--- START ---

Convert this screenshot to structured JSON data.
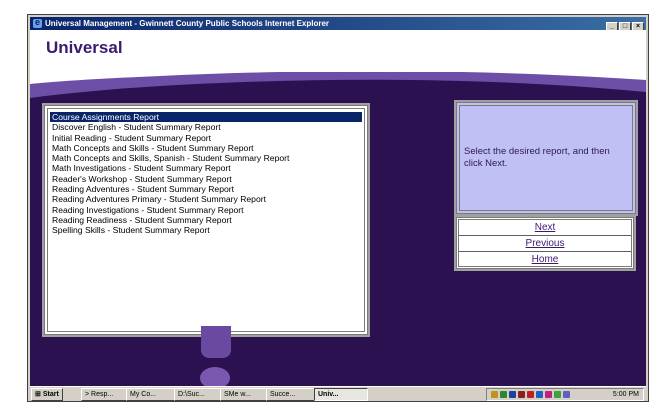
{
  "window": {
    "title": "Universal Management - Gwinnett County Public Schools Internet Explorer",
    "buttons": [
      "_",
      "□",
      "×"
    ]
  },
  "header": {
    "title": "Universal"
  },
  "reports": {
    "items": [
      "Course Assignments Report",
      "Discover English - Student Summary Report",
      "Initial Reading - Student Summary Report",
      "Math Concepts and Skills - Student Summary Report",
      "Math Concepts and Skills, Spanish - Student Summary Report",
      "Math Investigations - Student Summary Report",
      "Reader's Workshop - Student Summary Report",
      "Reading Adventures - Student Summary Report",
      "Reading Adventures Primary - Student Summary Report",
      "Reading Investigations - Student Summary Report",
      "Reading Readiness - Student Summary Report",
      "Spelling Skills - Student Summary Report"
    ],
    "selected_index": 0
  },
  "instructions": {
    "text": "Select the desired report, and then click Next."
  },
  "nav": {
    "next": "Next",
    "previous": "Previous",
    "home": "Home"
  },
  "taskbar": {
    "start": "Start",
    "tasks": [
      "> Resp...",
      "My Co...",
      "D:\\Suc...",
      "SMe w...",
      "Succe...",
      "Univ..."
    ],
    "active_task_index": 5,
    "clock": "5:00 PM",
    "tray_icon_colors": [
      "#c09020",
      "#2a8a2a",
      "#2040a0",
      "#8a2020",
      "#c02020",
      "#2060c0",
      "#c02080",
      "#40a040",
      "#6060c0"
    ]
  },
  "colors": {
    "background": "#2b1150",
    "header_text": "#3c1a6e",
    "info_panel": "#c0c0f4",
    "selection": "#0a246a"
  }
}
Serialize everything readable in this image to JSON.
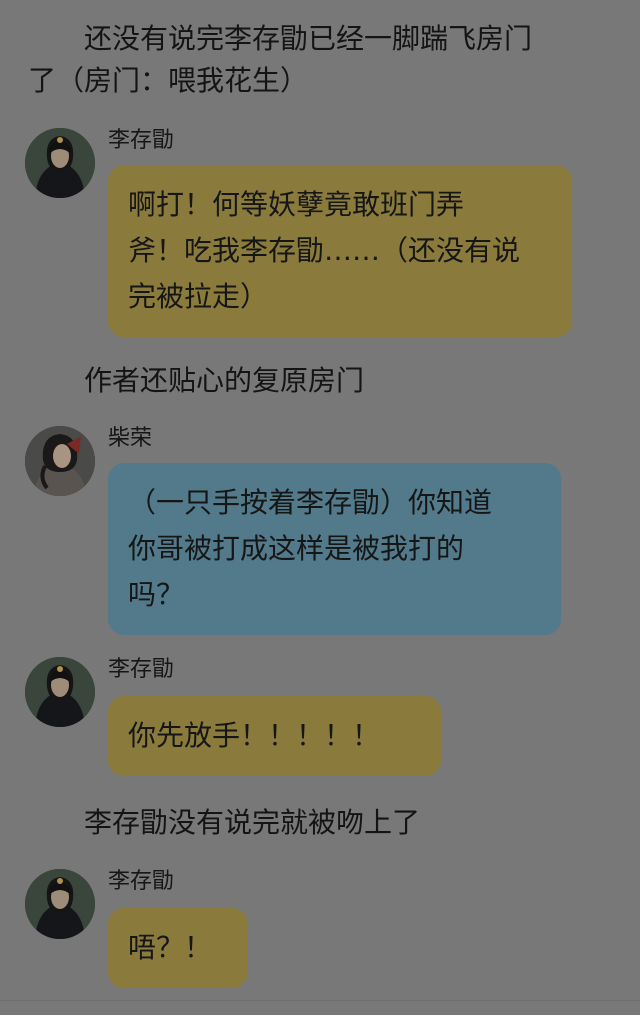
{
  "thread": {
    "narration_1": {
      "line_1": "　　还没有说完李存勖已经一脚踹飞房门",
      "line_2": "了（房门：喂我花生）"
    },
    "message_1": {
      "sender": "李存勖",
      "avatar_icon": "character-portrait-icon",
      "line_1": "啊打！何等妖孽竟敢班门弄",
      "line_2": "斧！吃我李存勖……（还没有说",
      "line_3": "完被拉走）",
      "bubble_color": "#8a7b3c"
    },
    "narration_2": {
      "line_1": "　　作者还贴心的复原房门"
    },
    "message_2": {
      "sender": "柴荣",
      "avatar_icon": "character-portrait-icon",
      "line_1": "（一只手按着李存勖）你知道",
      "line_2": "你哥被打成这样是被我打的",
      "line_3": "吗？",
      "bubble_color": "#527a8a"
    },
    "message_3": {
      "sender": "李存勖",
      "avatar_icon": "character-portrait-icon",
      "line_1": "你先放手！！！！！",
      "bubble_color": "#8a7b3c"
    },
    "narration_3": {
      "line_1": "　　李存勖没有说完就被吻上了"
    },
    "message_4": {
      "sender": "李存勖",
      "avatar_icon": "character-portrait-icon",
      "line_1": "唔？！",
      "bubble_color": "#8a7b3c"
    }
  },
  "colors": {
    "background": "#787878",
    "yellow_bubble": "#8a7b3c",
    "blue_bubble": "#527a8a"
  }
}
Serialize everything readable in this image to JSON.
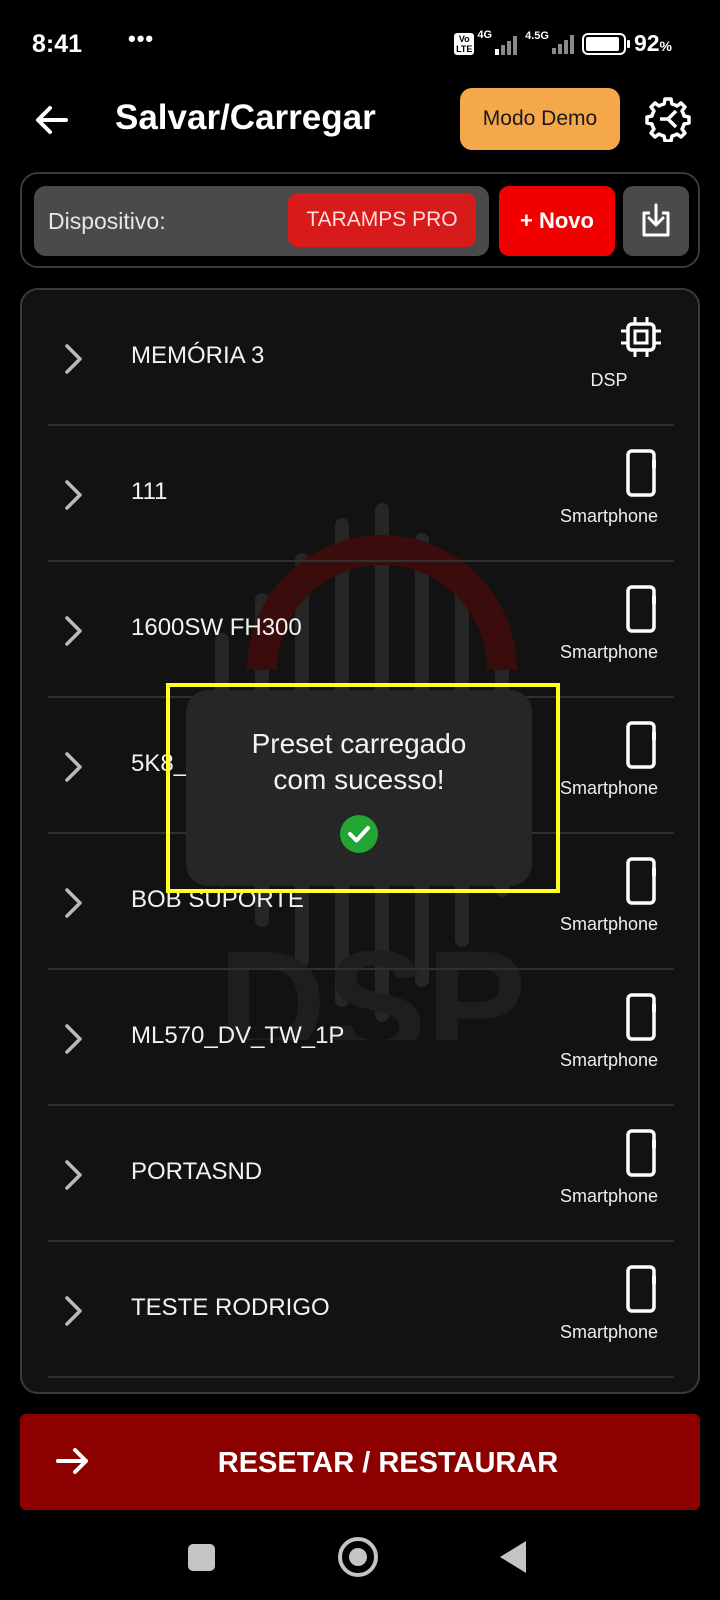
{
  "status_bar": {
    "time": "8:41",
    "dots": "•••",
    "volte": "Vo\nLTE",
    "net1": "4G",
    "net2": "4.5G",
    "battery_pct": "92",
    "battery_unit": "%"
  },
  "header": {
    "title": "Salvar/Carregar",
    "demo_label": "Modo Demo"
  },
  "device": {
    "label": "Dispositivo:",
    "value": "TARAMPS PRO",
    "new_label": "+ Novo"
  },
  "presets": [
    {
      "name": "MEMÓRIA 3",
      "source": "DSP",
      "icon": "chip-icon"
    },
    {
      "name": "111",
      "source": "Smartphone",
      "icon": "smartphone-icon"
    },
    {
      "name": "1600SW FH300",
      "source": "Smartphone",
      "icon": "smartphone-icon"
    },
    {
      "name": "5K8_M",
      "source": "Smartphone",
      "icon": "smartphone-icon"
    },
    {
      "name": "BOB SUPORTE",
      "source": "Smartphone",
      "icon": "smartphone-icon"
    },
    {
      "name": "ML570_DV_TW_1P",
      "source": "Smartphone",
      "icon": "smartphone-icon"
    },
    {
      "name": "PORTASND",
      "source": "Smartphone",
      "icon": "smartphone-icon"
    },
    {
      "name": "TESTE RODRIGO",
      "source": "Smartphone",
      "icon": "smartphone-icon"
    }
  ],
  "watermark_text": "DSP",
  "toast": {
    "line1": "Preset carregado",
    "line2": "com sucesso!"
  },
  "reset_label": "RESETAR / RESTAURAR",
  "colors": {
    "accent_red": "#f20000",
    "chip_red": "#d71a1a",
    "demo_orange": "#f5a84a",
    "reset_dark_red": "#8c0000",
    "success_green": "#22a535",
    "highlight_yellow": "#ffff22"
  }
}
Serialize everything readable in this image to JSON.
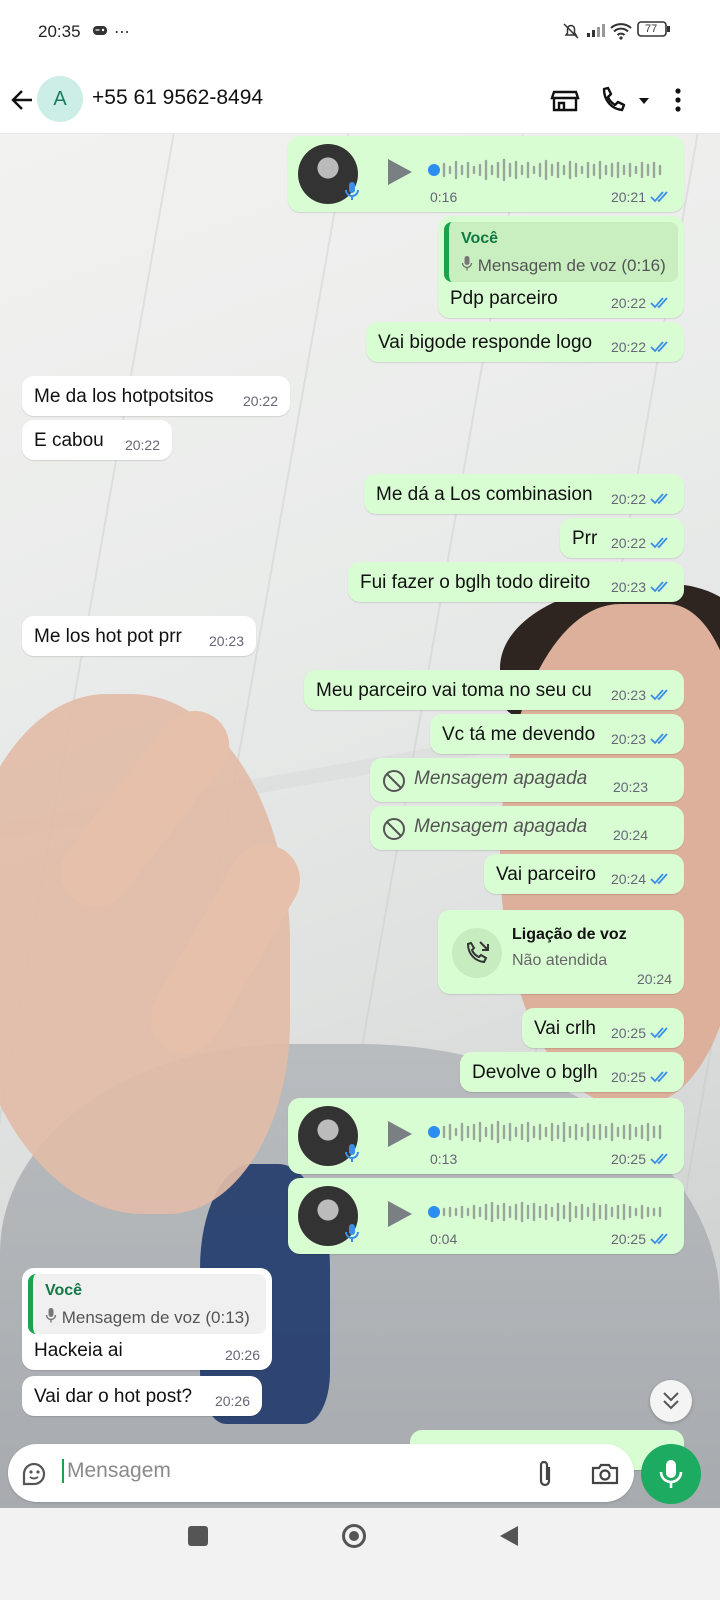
{
  "status_bar": {
    "time": "20:35",
    "extras": "⋯",
    "battery": "77"
  },
  "header": {
    "avatar_letter": "A",
    "title": "+55 61 9562-8494"
  },
  "messages": [
    {
      "type": "voice",
      "dir": "out",
      "duration": "0:16",
      "time": "20:21"
    },
    {
      "type": "quote",
      "dir": "out",
      "quote_name": "Você",
      "quote_body": "Mensagem de voz (0:16)",
      "text": "Pdp parceiro",
      "time": "20:22"
    },
    {
      "type": "text",
      "dir": "out",
      "text": "Vai bigode responde logo",
      "time": "20:22"
    },
    {
      "type": "text",
      "dir": "in",
      "text": "Me da los hotpotsitos",
      "time": "20:22"
    },
    {
      "type": "text",
      "dir": "in",
      "text": "E cabou",
      "time": "20:22"
    },
    {
      "type": "text",
      "dir": "out",
      "text": "Me dá a Los combinasion",
      "time": "20:22"
    },
    {
      "type": "text",
      "dir": "out",
      "text": "Prr",
      "time": "20:22"
    },
    {
      "type": "text",
      "dir": "out",
      "text": "Fui fazer o bglh todo direito",
      "time": "20:23"
    },
    {
      "type": "text",
      "dir": "in",
      "text": "Me los hot pot prr",
      "time": "20:23"
    },
    {
      "type": "text",
      "dir": "out",
      "text": "Meu parceiro vai toma no seu cu",
      "time": "20:23"
    },
    {
      "type": "text",
      "dir": "out",
      "text": "Vc tá me devendo",
      "time": "20:23"
    },
    {
      "type": "deleted",
      "dir": "out",
      "text": "Mensagem apagada",
      "time": "20:23"
    },
    {
      "type": "deleted",
      "dir": "out",
      "text": "Mensagem apagada",
      "time": "20:24"
    },
    {
      "type": "text",
      "dir": "out",
      "text": "Vai parceiro",
      "time": "20:24"
    },
    {
      "type": "call",
      "dir": "out",
      "title": "Ligação de voz",
      "subtitle": "Não atendida",
      "time": "20:24"
    },
    {
      "type": "text",
      "dir": "out",
      "text": "Vai crlh",
      "time": "20:25"
    },
    {
      "type": "text",
      "dir": "out",
      "text": "Devolve o bglh",
      "time": "20:25"
    },
    {
      "type": "voice",
      "dir": "out",
      "duration": "0:13",
      "time": "20:25"
    },
    {
      "type": "voice",
      "dir": "out",
      "duration": "0:04",
      "time": "20:25"
    },
    {
      "type": "quote",
      "dir": "in",
      "quote_name": "Você",
      "quote_body": "Mensagem de voz (0:13)",
      "text": "Hackeia ai",
      "time": "20:26"
    },
    {
      "type": "text",
      "dir": "in",
      "text": "Vai dar o hot post?",
      "time": "20:26"
    }
  ],
  "input": {
    "placeholder": "Mensagem"
  },
  "icons": {
    "back": "arrow-left-icon",
    "store": "storefront-icon",
    "call": "phone-icon",
    "menu": "more-vert-icon",
    "emoji": "sticker-icon",
    "attach": "paperclip-icon",
    "camera": "camera-icon",
    "mic": "microphone-icon"
  },
  "colors": {
    "outgoing": "#d9fdd3",
    "incoming": "#ffffff",
    "accent": "#1daa61",
    "read_tick": "#3b8ee8"
  }
}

--- END ---

Where does the word "background" appear? Return each line that holds it.

EXERCISE SOLUTION:
    "background": "#2b1150",
    "background": "#787878",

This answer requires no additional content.